= WRITTEN INSTRUCTION =
Records follow. Pull out every line that contains "likely".

** Start INPUT **

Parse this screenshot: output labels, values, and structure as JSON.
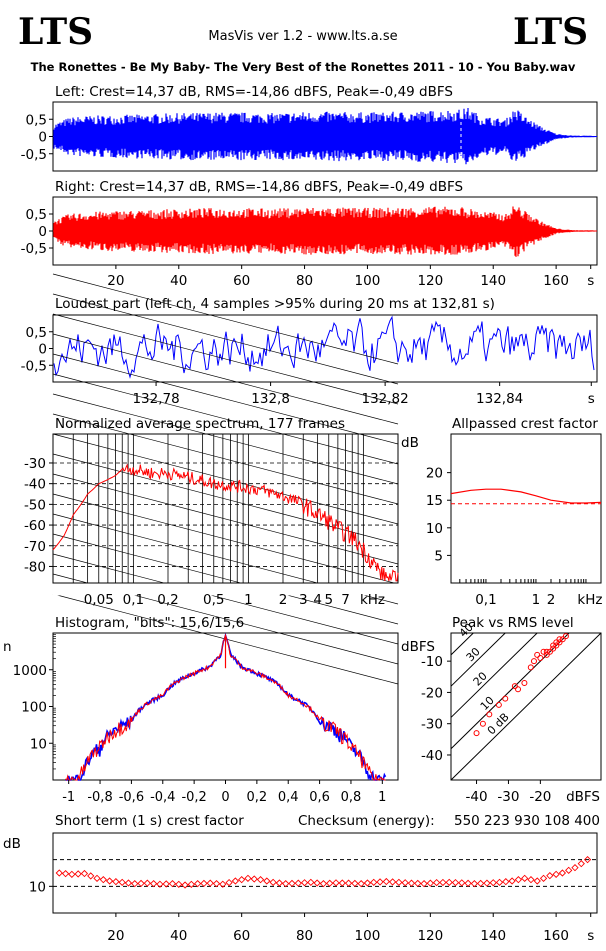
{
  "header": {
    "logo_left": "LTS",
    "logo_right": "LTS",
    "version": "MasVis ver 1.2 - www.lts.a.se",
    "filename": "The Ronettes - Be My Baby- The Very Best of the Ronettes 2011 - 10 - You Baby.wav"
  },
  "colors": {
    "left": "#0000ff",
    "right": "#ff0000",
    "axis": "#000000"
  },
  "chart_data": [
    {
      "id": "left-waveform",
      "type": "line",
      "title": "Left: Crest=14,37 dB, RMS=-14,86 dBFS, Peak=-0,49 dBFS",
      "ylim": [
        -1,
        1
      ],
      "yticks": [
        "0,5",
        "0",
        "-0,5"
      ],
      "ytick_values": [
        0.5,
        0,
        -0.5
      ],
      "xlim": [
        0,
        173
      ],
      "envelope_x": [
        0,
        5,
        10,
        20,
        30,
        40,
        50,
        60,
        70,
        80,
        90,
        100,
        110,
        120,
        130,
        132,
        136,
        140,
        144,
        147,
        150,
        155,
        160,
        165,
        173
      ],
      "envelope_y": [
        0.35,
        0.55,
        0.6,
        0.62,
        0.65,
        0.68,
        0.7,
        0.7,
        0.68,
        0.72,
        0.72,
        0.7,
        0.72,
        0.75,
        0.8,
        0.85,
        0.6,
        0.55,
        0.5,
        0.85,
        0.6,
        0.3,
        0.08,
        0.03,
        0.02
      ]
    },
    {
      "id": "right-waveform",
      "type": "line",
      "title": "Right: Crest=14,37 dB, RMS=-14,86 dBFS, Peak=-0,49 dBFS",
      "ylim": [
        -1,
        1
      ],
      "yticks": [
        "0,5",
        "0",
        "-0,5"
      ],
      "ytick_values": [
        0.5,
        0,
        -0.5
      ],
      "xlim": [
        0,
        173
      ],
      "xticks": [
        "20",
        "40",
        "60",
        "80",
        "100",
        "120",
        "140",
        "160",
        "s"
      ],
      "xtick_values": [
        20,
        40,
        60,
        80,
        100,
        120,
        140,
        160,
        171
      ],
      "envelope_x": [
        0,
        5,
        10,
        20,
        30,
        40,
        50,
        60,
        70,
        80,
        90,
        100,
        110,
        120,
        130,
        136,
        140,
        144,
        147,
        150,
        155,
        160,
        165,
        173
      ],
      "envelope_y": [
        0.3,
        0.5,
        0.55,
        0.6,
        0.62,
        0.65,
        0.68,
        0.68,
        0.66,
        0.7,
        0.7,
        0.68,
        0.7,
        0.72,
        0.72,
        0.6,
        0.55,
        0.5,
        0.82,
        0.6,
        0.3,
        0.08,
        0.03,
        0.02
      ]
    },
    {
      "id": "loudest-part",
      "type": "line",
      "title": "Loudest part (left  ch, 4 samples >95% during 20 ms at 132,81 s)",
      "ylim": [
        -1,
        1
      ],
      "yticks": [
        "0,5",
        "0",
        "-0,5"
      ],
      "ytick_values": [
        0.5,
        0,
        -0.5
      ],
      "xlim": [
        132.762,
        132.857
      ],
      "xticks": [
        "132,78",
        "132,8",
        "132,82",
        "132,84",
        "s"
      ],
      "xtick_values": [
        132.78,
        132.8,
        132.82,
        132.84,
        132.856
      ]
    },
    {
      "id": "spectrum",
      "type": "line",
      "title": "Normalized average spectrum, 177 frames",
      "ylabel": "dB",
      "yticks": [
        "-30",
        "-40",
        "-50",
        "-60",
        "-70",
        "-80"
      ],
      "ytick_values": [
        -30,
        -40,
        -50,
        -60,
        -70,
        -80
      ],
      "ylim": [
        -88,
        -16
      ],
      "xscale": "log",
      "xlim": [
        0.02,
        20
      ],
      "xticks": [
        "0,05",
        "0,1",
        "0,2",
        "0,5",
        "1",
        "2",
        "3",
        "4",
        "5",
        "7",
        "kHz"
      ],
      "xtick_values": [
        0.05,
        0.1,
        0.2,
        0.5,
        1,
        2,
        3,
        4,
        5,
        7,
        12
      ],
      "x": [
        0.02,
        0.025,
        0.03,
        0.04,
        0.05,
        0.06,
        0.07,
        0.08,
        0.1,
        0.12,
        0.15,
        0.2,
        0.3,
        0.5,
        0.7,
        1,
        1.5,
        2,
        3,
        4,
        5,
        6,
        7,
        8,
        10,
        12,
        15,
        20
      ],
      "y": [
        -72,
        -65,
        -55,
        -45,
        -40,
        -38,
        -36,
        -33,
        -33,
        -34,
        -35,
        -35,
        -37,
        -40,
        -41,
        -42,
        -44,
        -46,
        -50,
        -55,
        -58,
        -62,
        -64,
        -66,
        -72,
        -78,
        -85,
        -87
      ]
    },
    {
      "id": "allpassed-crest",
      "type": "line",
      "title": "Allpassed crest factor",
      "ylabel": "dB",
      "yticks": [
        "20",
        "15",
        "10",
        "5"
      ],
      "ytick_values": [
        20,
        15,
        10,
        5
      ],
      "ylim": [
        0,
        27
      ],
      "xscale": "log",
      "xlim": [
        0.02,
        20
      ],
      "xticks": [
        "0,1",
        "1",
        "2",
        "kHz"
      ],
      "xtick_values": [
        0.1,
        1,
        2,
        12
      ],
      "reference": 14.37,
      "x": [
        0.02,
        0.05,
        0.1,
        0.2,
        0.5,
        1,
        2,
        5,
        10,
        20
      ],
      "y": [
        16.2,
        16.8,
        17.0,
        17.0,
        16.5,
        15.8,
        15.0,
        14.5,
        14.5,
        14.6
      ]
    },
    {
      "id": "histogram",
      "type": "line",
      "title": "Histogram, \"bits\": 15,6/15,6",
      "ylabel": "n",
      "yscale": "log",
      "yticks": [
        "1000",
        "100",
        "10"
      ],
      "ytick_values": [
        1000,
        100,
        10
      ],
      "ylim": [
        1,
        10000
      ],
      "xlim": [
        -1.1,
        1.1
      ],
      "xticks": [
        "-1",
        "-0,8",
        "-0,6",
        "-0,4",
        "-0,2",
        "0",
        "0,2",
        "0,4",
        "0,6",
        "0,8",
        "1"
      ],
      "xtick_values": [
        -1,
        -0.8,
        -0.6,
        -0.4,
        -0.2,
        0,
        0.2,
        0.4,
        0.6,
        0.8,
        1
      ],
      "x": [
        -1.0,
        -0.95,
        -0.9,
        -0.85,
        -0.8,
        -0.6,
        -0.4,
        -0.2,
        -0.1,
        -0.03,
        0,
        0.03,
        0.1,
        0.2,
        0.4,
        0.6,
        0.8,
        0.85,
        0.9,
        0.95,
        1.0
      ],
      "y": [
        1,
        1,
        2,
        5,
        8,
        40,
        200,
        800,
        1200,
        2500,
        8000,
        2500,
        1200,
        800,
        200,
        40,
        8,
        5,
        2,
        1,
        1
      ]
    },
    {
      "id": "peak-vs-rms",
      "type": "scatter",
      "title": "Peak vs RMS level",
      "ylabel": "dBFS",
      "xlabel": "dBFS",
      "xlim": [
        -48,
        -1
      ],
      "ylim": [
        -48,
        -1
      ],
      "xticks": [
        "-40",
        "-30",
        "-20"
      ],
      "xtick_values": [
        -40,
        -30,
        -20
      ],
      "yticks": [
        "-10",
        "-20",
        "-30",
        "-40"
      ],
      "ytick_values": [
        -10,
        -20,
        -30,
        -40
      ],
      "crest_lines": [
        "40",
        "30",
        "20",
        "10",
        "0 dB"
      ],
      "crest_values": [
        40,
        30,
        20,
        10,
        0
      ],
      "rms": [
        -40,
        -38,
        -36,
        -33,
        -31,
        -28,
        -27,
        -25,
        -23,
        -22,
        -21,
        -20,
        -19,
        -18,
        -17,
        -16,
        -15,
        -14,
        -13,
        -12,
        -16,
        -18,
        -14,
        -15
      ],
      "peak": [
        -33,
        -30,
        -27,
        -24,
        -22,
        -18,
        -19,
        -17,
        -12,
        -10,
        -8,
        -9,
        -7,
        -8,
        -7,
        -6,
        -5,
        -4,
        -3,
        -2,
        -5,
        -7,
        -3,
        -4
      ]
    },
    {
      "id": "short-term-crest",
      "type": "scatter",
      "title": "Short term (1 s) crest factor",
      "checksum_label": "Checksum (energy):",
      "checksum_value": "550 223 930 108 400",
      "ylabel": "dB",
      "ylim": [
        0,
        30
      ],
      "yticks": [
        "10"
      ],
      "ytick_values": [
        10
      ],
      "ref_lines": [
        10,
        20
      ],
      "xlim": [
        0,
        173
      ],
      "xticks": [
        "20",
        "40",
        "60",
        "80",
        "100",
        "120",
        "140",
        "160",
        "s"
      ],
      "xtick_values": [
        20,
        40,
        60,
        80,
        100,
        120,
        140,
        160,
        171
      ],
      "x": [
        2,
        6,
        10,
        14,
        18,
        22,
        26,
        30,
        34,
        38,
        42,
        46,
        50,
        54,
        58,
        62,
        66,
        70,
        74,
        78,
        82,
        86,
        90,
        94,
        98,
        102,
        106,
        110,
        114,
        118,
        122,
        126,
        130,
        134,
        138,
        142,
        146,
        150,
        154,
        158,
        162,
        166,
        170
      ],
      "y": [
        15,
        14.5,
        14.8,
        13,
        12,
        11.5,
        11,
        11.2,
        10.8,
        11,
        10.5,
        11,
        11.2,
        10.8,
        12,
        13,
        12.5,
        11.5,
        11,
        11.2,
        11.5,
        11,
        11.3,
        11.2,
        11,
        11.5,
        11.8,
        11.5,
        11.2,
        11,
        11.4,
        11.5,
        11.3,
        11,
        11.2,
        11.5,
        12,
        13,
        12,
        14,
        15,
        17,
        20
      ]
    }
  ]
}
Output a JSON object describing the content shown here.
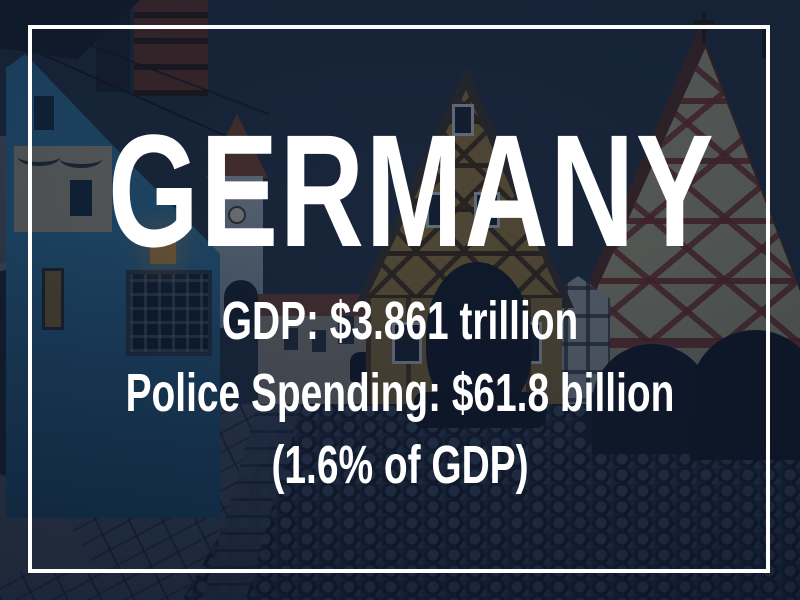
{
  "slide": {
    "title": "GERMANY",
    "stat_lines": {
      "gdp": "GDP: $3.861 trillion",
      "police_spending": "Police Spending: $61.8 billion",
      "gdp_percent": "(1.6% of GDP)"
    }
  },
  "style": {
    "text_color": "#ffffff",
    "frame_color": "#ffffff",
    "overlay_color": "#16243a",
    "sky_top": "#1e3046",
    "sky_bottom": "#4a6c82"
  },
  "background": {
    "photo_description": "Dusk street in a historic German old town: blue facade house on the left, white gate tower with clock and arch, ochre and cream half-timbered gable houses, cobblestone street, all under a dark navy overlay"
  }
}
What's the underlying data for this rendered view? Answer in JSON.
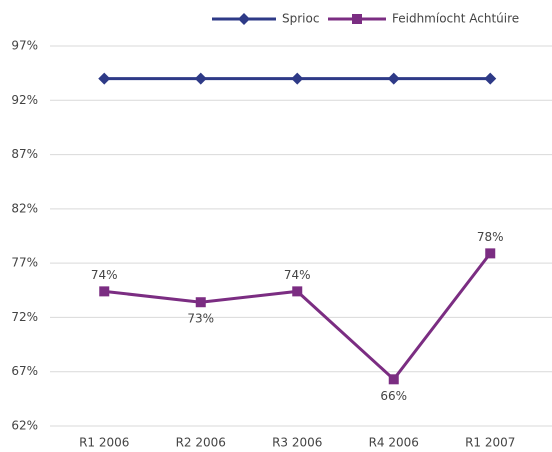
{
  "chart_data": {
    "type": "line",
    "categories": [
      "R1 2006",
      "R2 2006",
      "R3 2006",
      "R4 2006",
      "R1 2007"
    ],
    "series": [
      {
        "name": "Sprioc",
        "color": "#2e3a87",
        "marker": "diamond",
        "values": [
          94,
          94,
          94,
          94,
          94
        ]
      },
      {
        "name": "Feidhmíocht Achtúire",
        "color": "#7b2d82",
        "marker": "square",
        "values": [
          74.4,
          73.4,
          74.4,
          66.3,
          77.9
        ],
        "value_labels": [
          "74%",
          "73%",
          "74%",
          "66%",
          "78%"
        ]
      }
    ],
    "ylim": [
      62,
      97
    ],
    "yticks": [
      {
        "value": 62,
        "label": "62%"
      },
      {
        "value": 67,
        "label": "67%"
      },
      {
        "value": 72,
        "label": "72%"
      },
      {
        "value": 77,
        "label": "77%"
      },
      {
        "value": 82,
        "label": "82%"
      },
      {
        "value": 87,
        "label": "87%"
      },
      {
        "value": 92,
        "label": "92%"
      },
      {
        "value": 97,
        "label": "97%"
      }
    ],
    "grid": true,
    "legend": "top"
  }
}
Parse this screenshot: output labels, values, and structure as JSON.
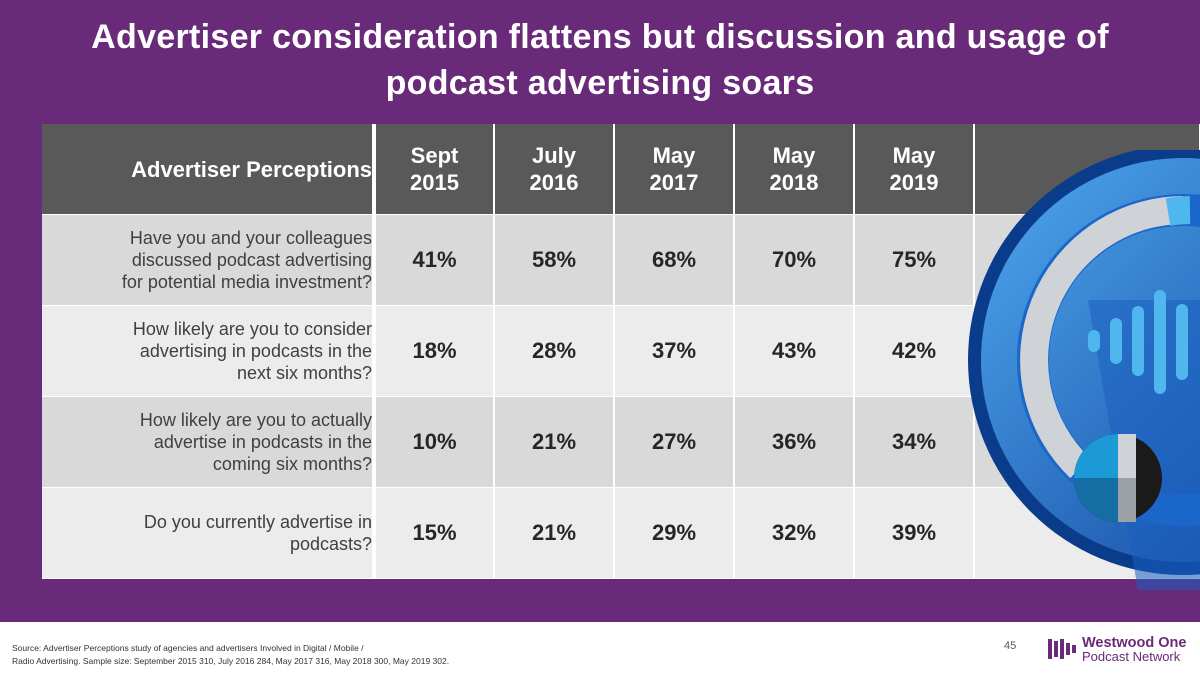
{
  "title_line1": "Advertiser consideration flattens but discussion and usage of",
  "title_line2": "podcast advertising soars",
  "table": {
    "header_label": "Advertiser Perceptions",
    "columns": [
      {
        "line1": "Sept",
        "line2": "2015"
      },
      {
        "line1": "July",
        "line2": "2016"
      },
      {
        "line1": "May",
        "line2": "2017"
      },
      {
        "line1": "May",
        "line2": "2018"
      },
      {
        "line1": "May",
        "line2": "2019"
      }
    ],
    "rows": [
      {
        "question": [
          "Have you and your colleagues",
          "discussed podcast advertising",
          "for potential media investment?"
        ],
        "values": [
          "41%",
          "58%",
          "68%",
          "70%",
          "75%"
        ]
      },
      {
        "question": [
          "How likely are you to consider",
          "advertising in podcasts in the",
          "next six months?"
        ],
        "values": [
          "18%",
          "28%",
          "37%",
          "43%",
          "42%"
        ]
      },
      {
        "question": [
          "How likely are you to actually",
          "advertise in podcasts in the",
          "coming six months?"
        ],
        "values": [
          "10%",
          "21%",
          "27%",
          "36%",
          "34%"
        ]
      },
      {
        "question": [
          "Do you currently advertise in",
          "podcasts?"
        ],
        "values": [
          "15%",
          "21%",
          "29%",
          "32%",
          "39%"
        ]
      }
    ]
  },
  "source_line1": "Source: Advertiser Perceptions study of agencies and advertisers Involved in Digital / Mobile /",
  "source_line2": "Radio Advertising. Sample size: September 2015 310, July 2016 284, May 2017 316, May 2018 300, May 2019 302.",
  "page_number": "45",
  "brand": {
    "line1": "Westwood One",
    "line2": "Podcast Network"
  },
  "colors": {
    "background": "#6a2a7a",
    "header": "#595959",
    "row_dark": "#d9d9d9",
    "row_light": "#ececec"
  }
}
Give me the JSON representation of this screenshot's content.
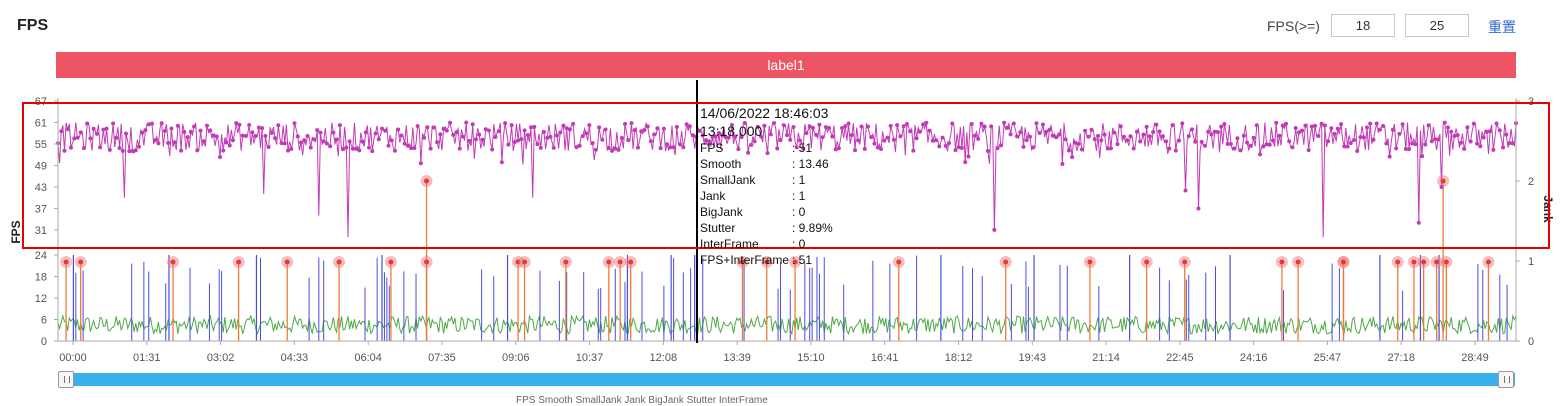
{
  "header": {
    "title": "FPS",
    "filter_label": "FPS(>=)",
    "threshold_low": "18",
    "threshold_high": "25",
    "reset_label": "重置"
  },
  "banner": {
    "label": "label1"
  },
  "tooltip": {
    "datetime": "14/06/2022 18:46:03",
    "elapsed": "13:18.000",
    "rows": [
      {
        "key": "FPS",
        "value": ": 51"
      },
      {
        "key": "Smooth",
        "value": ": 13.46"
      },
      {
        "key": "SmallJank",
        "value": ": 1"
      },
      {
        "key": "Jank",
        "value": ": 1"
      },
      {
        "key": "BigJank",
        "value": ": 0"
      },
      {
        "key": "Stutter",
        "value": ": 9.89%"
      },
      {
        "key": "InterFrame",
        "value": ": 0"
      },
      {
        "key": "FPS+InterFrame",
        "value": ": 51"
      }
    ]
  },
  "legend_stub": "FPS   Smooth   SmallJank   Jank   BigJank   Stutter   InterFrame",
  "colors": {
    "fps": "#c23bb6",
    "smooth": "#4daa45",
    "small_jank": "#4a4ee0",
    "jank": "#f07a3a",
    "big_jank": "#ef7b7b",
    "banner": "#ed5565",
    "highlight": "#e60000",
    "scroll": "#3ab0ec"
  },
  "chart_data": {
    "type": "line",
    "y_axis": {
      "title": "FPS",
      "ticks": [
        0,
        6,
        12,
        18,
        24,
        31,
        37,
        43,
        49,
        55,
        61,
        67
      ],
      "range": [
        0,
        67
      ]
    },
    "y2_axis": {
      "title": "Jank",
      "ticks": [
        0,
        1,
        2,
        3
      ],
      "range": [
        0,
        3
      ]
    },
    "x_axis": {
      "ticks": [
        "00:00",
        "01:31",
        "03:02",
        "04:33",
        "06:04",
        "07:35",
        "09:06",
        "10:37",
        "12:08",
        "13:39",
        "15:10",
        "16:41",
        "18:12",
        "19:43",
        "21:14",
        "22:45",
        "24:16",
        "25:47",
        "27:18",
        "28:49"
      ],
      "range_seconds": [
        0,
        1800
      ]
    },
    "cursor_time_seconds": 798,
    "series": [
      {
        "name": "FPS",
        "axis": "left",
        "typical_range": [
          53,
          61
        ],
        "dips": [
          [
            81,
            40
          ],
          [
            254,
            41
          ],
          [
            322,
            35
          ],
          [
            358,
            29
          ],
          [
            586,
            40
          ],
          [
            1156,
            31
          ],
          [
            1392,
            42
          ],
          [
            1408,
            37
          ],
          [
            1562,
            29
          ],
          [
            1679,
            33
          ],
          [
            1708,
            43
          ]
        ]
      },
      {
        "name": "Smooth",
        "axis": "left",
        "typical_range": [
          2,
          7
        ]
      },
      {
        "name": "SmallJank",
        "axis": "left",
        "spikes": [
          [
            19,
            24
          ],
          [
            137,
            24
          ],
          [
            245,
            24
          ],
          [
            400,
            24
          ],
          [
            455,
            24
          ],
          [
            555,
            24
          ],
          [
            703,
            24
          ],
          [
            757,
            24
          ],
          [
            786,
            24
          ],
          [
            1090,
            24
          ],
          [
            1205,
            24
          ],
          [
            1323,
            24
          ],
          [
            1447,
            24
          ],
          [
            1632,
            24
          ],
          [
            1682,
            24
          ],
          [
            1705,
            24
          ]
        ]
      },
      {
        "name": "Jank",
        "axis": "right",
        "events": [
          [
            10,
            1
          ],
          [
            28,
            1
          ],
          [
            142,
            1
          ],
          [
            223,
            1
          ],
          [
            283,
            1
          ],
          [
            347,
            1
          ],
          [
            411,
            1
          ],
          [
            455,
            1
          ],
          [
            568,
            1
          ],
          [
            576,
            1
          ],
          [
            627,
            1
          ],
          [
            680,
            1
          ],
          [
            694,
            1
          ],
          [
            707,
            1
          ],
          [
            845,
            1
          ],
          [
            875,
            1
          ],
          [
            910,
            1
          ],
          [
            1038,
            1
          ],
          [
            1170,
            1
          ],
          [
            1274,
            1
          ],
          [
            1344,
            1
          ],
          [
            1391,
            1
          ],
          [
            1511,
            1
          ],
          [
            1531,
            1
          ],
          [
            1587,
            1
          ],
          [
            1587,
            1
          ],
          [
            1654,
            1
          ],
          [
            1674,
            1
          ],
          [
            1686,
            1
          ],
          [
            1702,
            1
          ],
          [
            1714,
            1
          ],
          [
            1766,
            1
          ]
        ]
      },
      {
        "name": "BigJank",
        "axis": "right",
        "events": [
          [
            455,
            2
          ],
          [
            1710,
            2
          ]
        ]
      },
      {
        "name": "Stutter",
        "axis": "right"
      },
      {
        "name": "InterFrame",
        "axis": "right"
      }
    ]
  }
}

** End INPUT **

= TASK RESULT =
          "How likely are you to consider",
          "How likely are you to actually",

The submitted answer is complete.